### Stated task
Set down the full listing exactly as given. Any pictures are to be left out.
::: Data section
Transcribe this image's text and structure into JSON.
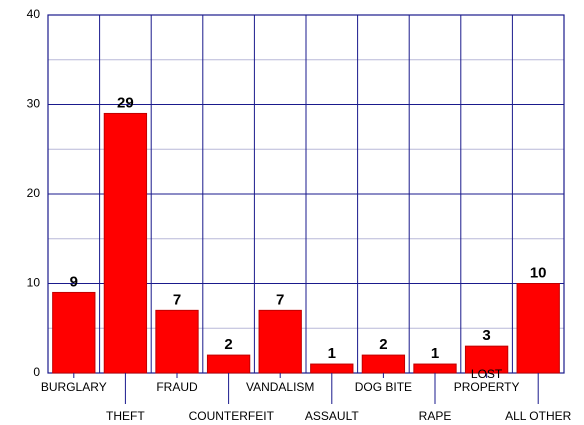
{
  "chart_data": {
    "type": "bar",
    "categories": [
      "BURGLARY",
      "THEFT",
      "FRAUD",
      "COUNTERFEIT",
      "VANDALISM",
      "ASSAULT",
      "DOG BITE",
      "RAPE",
      "LOST PROPERTY",
      "ALL OTHER"
    ],
    "values": [
      9,
      29,
      7,
      2,
      7,
      1,
      2,
      1,
      3,
      10
    ],
    "color": "#ff0000",
    "ylim": [
      0,
      40
    ],
    "yticks": [
      0,
      10,
      20,
      30,
      40
    ],
    "minor_yticks": [
      5,
      15,
      25,
      35
    ],
    "grid": true
  }
}
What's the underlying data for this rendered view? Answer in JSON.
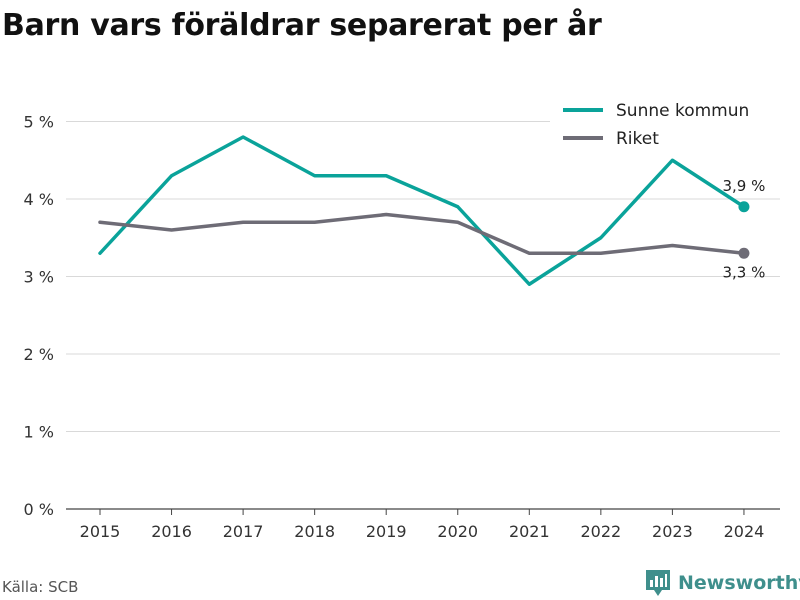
{
  "title": "Barn vars föräldrar separerat per år",
  "source": "Källa: SCB",
  "brand": {
    "name": "Newsworthy",
    "icon": "newsworthy-logo-icon",
    "color": "#3f8f8c"
  },
  "chart_data": {
    "type": "line",
    "x": [
      "2015",
      "2016",
      "2017",
      "2018",
      "2019",
      "2020",
      "2021",
      "2022",
      "2023",
      "2024"
    ],
    "series": [
      {
        "name": "Sunne kommun",
        "color": "#0aa39a",
        "values": [
          3.3,
          4.3,
          4.8,
          4.3,
          4.3,
          3.9,
          2.9,
          3.5,
          4.5,
          3.9
        ],
        "end_label": "3,9 %"
      },
      {
        "name": "Riket",
        "color": "#6e6c76",
        "values": [
          3.7,
          3.6,
          3.7,
          3.7,
          3.8,
          3.7,
          3.3,
          3.3,
          3.4,
          3.3
        ],
        "end_label": "3,3 %"
      }
    ],
    "yticks": [
      0,
      1,
      2,
      3,
      4,
      5
    ],
    "ytick_labels": [
      "0 %",
      "1 %",
      "2 %",
      "3 %",
      "4 %",
      "5 %"
    ],
    "ylim": [
      0,
      5.5
    ],
    "grid": true,
    "legend": "top-right"
  }
}
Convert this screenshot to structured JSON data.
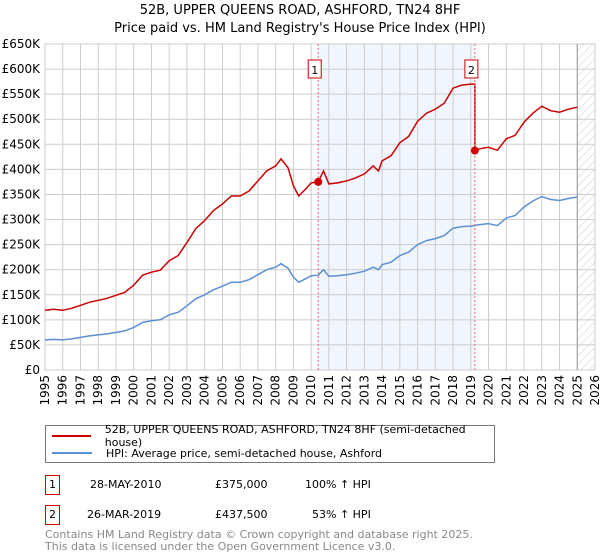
{
  "chart_data": {
    "type": "line",
    "title": "52B, UPPER QUEENS ROAD, ASHFORD, TN24 8HF",
    "subtitle": "Price paid vs. HM Land Registry's House Price Index (HPI)",
    "xlim": [
      1995,
      2026
    ],
    "ylim": [
      0,
      650000
    ],
    "x_ticks": [
      "1995",
      "1996",
      "1997",
      "1998",
      "1999",
      "2000",
      "2001",
      "2002",
      "2003",
      "2004",
      "2005",
      "2006",
      "2007",
      "2008",
      "2009",
      "2010",
      "2011",
      "2012",
      "2013",
      "2014",
      "2015",
      "2016",
      "2017",
      "2018",
      "2019",
      "2020",
      "2021",
      "2022",
      "2023",
      "2024",
      "2025",
      "2026"
    ],
    "y_ticks": [
      "£0",
      "£50K",
      "£100K",
      "£150K",
      "£200K",
      "£250K",
      "£300K",
      "£350K",
      "£400K",
      "£450K",
      "£500K",
      "£550K",
      "£600K",
      "£650K"
    ],
    "grid": true,
    "shaded_range": [
      2010.4,
      2019.23
    ],
    "forecast_hatch_from": 2025.0,
    "series": [
      {
        "name": "52B, UPPER QUEENS ROAD, ASHFORD, TN24 8HF (semi-detached house)",
        "color": "#cc0000",
        "x": [
          1995,
          1995.5,
          1996,
          1996.5,
          1997,
          1997.5,
          1998,
          1998.5,
          1999,
          1999.5,
          2000,
          2000.5,
          2001,
          2001.5,
          2002,
          2002.5,
          2003,
          2003.5,
          2004,
          2004.5,
          2005,
          2005.5,
          2006,
          2006.5,
          2007,
          2007.5,
          2008,
          2008.3,
          2008.7,
          2009,
          2009.3,
          2009.7,
          2010,
          2010.4,
          2010.7,
          2011,
          2011.5,
          2012,
          2012.5,
          2013,
          2013.5,
          2013.8,
          2014,
          2014.5,
          2015,
          2015.5,
          2016,
          2016.5,
          2017,
          2017.5,
          2018,
          2018.5,
          2019,
          2019.23,
          2019.23,
          2019.5,
          2020,
          2020.5,
          2021,
          2021.5,
          2022,
          2022.5,
          2023,
          2023.5,
          2024,
          2024.5,
          2025
        ],
        "values": [
          119,
          121,
          119,
          123,
          129,
          135,
          139,
          143,
          149,
          155,
          169,
          189,
          195,
          199,
          218,
          228,
          254,
          282,
          298,
          318,
          331,
          347,
          347,
          357,
          377,
          397,
          407,
          421,
          403,
          367,
          347,
          361,
          373,
          375,
          397,
          371,
          373,
          377,
          383,
          391,
          407,
          397,
          417,
          427,
          453,
          466,
          496,
          512,
          520,
          532,
          562,
          568,
          570,
          570,
          437.5,
          441,
          444,
          438,
          461,
          468,
          494,
          512,
          526,
          517,
          514,
          520,
          524
        ]
      },
      {
        "name": "HPI: Average price, semi-detached house, Ashford",
        "color": "#5b8fd4",
        "x": [
          1995,
          1995.5,
          1996,
          1996.5,
          1997,
          1997.5,
          1998,
          1998.5,
          1999,
          1999.5,
          2000,
          2000.5,
          2001,
          2001.5,
          2002,
          2002.5,
          2003,
          2003.5,
          2004,
          2004.5,
          2005,
          2005.5,
          2006,
          2006.5,
          2007,
          2007.5,
          2008,
          2008.3,
          2008.7,
          2009,
          2009.3,
          2009.7,
          2010,
          2010.4,
          2010.7,
          2011,
          2011.5,
          2012,
          2012.5,
          2013,
          2013.5,
          2013.8,
          2014,
          2014.5,
          2015,
          2015.5,
          2016,
          2016.5,
          2017,
          2017.5,
          2018,
          2018.5,
          2019,
          2019.5,
          2020,
          2020.5,
          2021,
          2021.5,
          2022,
          2022.5,
          2023,
          2023.5,
          2024,
          2024.5,
          2025
        ],
        "values": [
          60,
          61,
          60,
          62,
          65,
          68,
          70,
          72,
          75,
          78,
          85,
          95,
          98,
          100,
          110,
          115,
          128,
          142,
          150,
          160,
          167,
          175,
          175,
          180,
          190,
          200,
          205,
          212,
          203,
          185,
          175,
          182,
          188,
          189,
          200,
          187,
          188,
          190,
          193,
          197,
          205,
          200,
          210,
          215,
          228,
          235,
          250,
          258,
          262,
          268,
          283,
          286,
          287,
          290,
          292,
          288,
          303,
          308,
          325,
          337,
          346,
          340,
          338,
          342,
          345
        ]
      }
    ],
    "value_unit": "thousands GBP",
    "sales": [
      {
        "label": "1",
        "x": 2010.4,
        "value": 375
      },
      {
        "label": "2",
        "x": 2019.23,
        "value": 437.5
      }
    ]
  },
  "legend": {
    "items": [
      "52B, UPPER QUEENS ROAD, ASHFORD, TN24 8HF (semi-detached house)",
      "HPI: Average price, semi-detached house, Ashford"
    ]
  },
  "sales_table": [
    {
      "num": "1",
      "date": "28-MAY-2010",
      "price": "£375,000",
      "hpi": "100% ↑ HPI"
    },
    {
      "num": "2",
      "date": "26-MAR-2019",
      "price": "£437,500",
      "hpi": "53% ↑ HPI"
    }
  ],
  "footer": {
    "line1": "Contains HM Land Registry data © Crown copyright and database right 2025.",
    "line2": "This data is licensed under the Open Government Licence v3.0."
  }
}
::::::
### Exercise result
Transcribe this image's text and structure into JSON.
{
  "chart_data": {
    "type": "bar",
    "categories": [
      "BURGLARY",
      "THEFT",
      "FRAUD",
      "COUNTERFEIT",
      "VANDALISM",
      "ASSAULT",
      "DOG BITE",
      "RAPE",
      "LOST PROPERTY",
      "ALL OTHER"
    ],
    "values": [
      9,
      29,
      7,
      2,
      7,
      1,
      2,
      1,
      3,
      10
    ],
    "color": "#ff0000",
    "ylim": [
      0,
      40
    ],
    "yticks": [
      0,
      10,
      20,
      30,
      40
    ],
    "minor_yticks": [
      5,
      15,
      25,
      35
    ],
    "grid": true
  }
}
What's the underlying data for this rendered view? Answer in JSON.
{
  "title": "Barn vars föräldrar separerat per år",
  "source": "Källa: SCB",
  "brand": {
    "name": "Newsworthy",
    "icon": "newsworthy-logo-icon",
    "color": "#3f8f8c"
  },
  "chart_data": {
    "type": "line",
    "x": [
      "2015",
      "2016",
      "2017",
      "2018",
      "2019",
      "2020",
      "2021",
      "2022",
      "2023",
      "2024"
    ],
    "series": [
      {
        "name": "Sunne kommun",
        "color": "#0aa39a",
        "values": [
          3.3,
          4.3,
          4.8,
          4.3,
          4.3,
          3.9,
          2.9,
          3.5,
          4.5,
          3.9
        ],
        "end_label": "3,9 %"
      },
      {
        "name": "Riket",
        "color": "#6e6c76",
        "values": [
          3.7,
          3.6,
          3.7,
          3.7,
          3.8,
          3.7,
          3.3,
          3.3,
          3.4,
          3.3
        ],
        "end_label": "3,3 %"
      }
    ],
    "yticks": [
      0,
      1,
      2,
      3,
      4,
      5
    ],
    "ytick_labels": [
      "0 %",
      "1 %",
      "2 %",
      "3 %",
      "4 %",
      "5 %"
    ],
    "ylim": [
      0,
      5.5
    ],
    "grid": true,
    "legend": "top-right"
  }
}
Convert this screenshot to structured JSON data.
{
  "chart_data": {
    "type": "line",
    "title": "52B, UPPER QUEENS ROAD, ASHFORD, TN24 8HF",
    "subtitle": "Price paid vs. HM Land Registry's House Price Index (HPI)",
    "xlim": [
      1995,
      2026
    ],
    "ylim": [
      0,
      650000
    ],
    "x_ticks": [
      "1995",
      "1996",
      "1997",
      "1998",
      "1999",
      "2000",
      "2001",
      "2002",
      "2003",
      "2004",
      "2005",
      "2006",
      "2007",
      "2008",
      "2009",
      "2010",
      "2011",
      "2012",
      "2013",
      "2014",
      "2015",
      "2016",
      "2017",
      "2018",
      "2019",
      "2020",
      "2021",
      "2022",
      "2023",
      "2024",
      "2025",
      "2026"
    ],
    "y_ticks": [
      "£0",
      "£50K",
      "£100K",
      "£150K",
      "£200K",
      "£250K",
      "£300K",
      "£350K",
      "£400K",
      "£450K",
      "£500K",
      "£550K",
      "£600K",
      "£650K"
    ],
    "grid": true,
    "shaded_range": [
      2010.4,
      2019.23
    ],
    "forecast_hatch_from": 2025.0,
    "series": [
      {
        "name": "52B, UPPER QUEENS ROAD, ASHFORD, TN24 8HF (semi-detached house)",
        "color": "#cc0000",
        "x": [
          1995,
          1995.5,
          1996,
          1996.5,
          1997,
          1997.5,
          1998,
          1998.5,
          1999,
          1999.5,
          2000,
          2000.5,
          2001,
          2001.5,
          2002,
          2002.5,
          2003,
          2003.5,
          2004,
          2004.5,
          2005,
          2005.5,
          2006,
          2006.5,
          2007,
          2007.5,
          2008,
          2008.3,
          2008.7,
          2009,
          2009.3,
          2009.7,
          2010,
          2010.4,
          2010.7,
          2011,
          2011.5,
          2012,
          2012.5,
          2013,
          2013.5,
          2013.8,
          2014,
          2014.5,
          2015,
          2015.5,
          2016,
          2016.5,
          2017,
          2017.5,
          2018,
          2018.5,
          2019,
          2019.23,
          2019.23,
          2019.5,
          2020,
          2020.5,
          2021,
          2021.5,
          2022,
          2022.5,
          2023,
          2023.5,
          2024,
          2024.5,
          2025
        ],
        "values": [
          119,
          121,
          119,
          123,
          129,
          135,
          139,
          143,
          149,
          155,
          169,
          189,
          195,
          199,
          218,
          228,
          254,
          282,
          298,
          318,
          331,
          347,
          347,
          357,
          377,
          397,
          407,
          421,
          403,
          367,
          347,
          361,
          373,
          375,
          397,
          371,
          373,
          377,
          383,
          391,
          407,
          397,
          417,
          427,
          453,
          466,
          496,
          512,
          520,
          532,
          562,
          568,
          570,
          570,
          437.5,
          441,
          444,
          438,
          461,
          468,
          494,
          512,
          526,
          517,
          514,
          520,
          524
        ]
      },
      {
        "name": "HPI: Average price, semi-detached house, Ashford",
        "color": "#5b8fd4",
        "x": [
          1995,
          1995.5,
          1996,
          1996.5,
          1997,
          1997.5,
          1998,
          1998.5,
          1999,
          1999.5,
          2000,
          2000.5,
          2001,
          2001.5,
          2002,
          2002.5,
          2003,
          2003.5,
          2004,
          2004.5,
          2005,
          2005.5,
          2006,
          2006.5,
          2007,
          2007.5,
          2008,
          2008.3,
          2008.7,
          2009,
          2009.3,
          2009.7,
          2010,
          2010.4,
          2010.7,
          2011,
          2011.5,
          2012,
          2012.5,
          2013,
          2013.5,
          2013.8,
          2014,
          2014.5,
          2015,
          2015.5,
          2016,
          2016.5,
          2017,
          2017.5,
          2018,
          2018.5,
          2019,
          2019.5,
          2020,
          2020.5,
          2021,
          2021.5,
          2022,
          2022.5,
          2023,
          2023.5,
          2024,
          2024.5,
          2025
        ],
        "values": [
          60,
          61,
          60,
          62,
          65,
          68,
          70,
          72,
          75,
          78,
          85,
          95,
          98,
          100,
          110,
          115,
          128,
          142,
          150,
          160,
          167,
          175,
          175,
          180,
          190,
          200,
          205,
          212,
          203,
          185,
          175,
          182,
          188,
          189,
          200,
          187,
          188,
          190,
          193,
          197,
          205,
          200,
          210,
          215,
          228,
          235,
          250,
          258,
          262,
          268,
          283,
          286,
          287,
          290,
          292,
          288,
          303,
          308,
          325,
          337,
          346,
          340,
          338,
          342,
          345
        ]
      }
    ],
    "value_unit": "thousands GBP",
    "sales": [
      {
        "label": "1",
        "x": 2010.4,
        "value": 375
      },
      {
        "label": "2",
        "x": 2019.23,
        "value": 437.5
      }
    ]
  },
  "legend": {
    "items": [
      "52B, UPPER QUEENS ROAD, ASHFORD, TN24 8HF (semi-detached house)",
      "HPI: Average price, semi-detached house, Ashford"
    ]
  },
  "sales_table": [
    {
      "num": "1",
      "date": "28-MAY-2010",
      "price": "£375,000",
      "hpi": "100% ↑ HPI"
    },
    {
      "num": "2",
      "date": "26-MAR-2019",
      "price": "£437,500",
      "hpi": "53% ↑ HPI"
    }
  ],
  "footer": {
    "line1": "Contains HM Land Registry data © Crown copyright and database right 2025.",
    "line2": "This data is licensed under the Open Government Licence v3.0."
  }
}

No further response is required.